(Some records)
------------------------------------------------------------------------

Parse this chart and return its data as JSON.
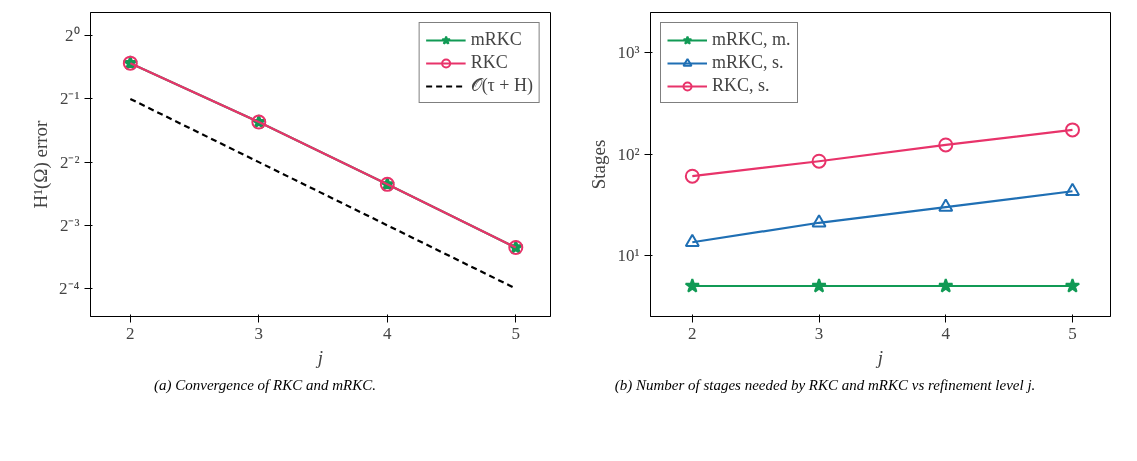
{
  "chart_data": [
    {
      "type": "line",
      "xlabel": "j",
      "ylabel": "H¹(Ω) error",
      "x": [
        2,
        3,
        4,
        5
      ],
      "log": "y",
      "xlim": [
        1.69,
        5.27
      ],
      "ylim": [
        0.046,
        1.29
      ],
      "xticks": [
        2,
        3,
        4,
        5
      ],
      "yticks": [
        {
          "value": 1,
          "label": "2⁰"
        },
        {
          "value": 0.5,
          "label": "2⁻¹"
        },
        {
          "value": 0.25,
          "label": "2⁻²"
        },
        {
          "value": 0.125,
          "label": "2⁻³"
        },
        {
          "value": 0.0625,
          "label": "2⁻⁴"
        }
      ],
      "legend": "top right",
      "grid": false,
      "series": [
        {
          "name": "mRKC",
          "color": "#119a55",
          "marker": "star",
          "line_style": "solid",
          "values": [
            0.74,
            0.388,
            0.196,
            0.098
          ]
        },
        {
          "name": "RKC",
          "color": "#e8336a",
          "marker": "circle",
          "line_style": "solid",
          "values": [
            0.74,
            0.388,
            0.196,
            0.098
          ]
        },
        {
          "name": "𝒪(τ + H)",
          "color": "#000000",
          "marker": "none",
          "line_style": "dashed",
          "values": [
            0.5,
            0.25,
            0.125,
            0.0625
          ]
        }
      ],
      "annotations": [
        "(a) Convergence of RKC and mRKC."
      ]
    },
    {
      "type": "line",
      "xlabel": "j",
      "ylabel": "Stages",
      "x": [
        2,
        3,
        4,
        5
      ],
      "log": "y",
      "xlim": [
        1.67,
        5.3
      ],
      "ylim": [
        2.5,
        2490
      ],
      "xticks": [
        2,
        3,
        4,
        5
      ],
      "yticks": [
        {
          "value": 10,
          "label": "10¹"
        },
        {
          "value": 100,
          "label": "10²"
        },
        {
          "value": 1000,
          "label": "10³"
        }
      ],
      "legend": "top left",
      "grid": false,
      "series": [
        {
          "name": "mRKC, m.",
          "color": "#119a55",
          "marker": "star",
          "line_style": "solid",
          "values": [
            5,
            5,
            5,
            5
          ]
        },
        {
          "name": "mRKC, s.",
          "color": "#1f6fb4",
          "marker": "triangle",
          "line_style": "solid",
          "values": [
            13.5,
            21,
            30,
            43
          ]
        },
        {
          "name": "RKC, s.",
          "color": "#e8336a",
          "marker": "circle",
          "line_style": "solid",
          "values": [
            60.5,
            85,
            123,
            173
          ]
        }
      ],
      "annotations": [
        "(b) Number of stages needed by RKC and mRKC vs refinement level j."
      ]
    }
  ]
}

------------------------------------------------------------------------

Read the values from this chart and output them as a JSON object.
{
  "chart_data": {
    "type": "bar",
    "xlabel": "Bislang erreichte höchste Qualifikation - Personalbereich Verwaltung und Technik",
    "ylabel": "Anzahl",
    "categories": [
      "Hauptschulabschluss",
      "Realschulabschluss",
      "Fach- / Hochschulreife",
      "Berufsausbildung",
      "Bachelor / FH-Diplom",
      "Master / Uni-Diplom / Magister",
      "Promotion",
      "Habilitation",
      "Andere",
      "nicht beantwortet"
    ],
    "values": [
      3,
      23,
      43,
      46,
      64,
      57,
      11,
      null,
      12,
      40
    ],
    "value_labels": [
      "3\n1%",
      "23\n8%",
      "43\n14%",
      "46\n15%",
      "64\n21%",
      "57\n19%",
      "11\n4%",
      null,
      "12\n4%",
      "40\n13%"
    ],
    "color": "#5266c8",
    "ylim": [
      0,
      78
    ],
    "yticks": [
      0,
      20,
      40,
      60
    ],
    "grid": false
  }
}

------------------------------------------------------------------------

WORK TO DO: Review the preceding data and report every line that includes the string "this".

TASK RESPONSE:
Parse this chart and return its data as JSON.
Read the values from this chart and output them as a JSON object.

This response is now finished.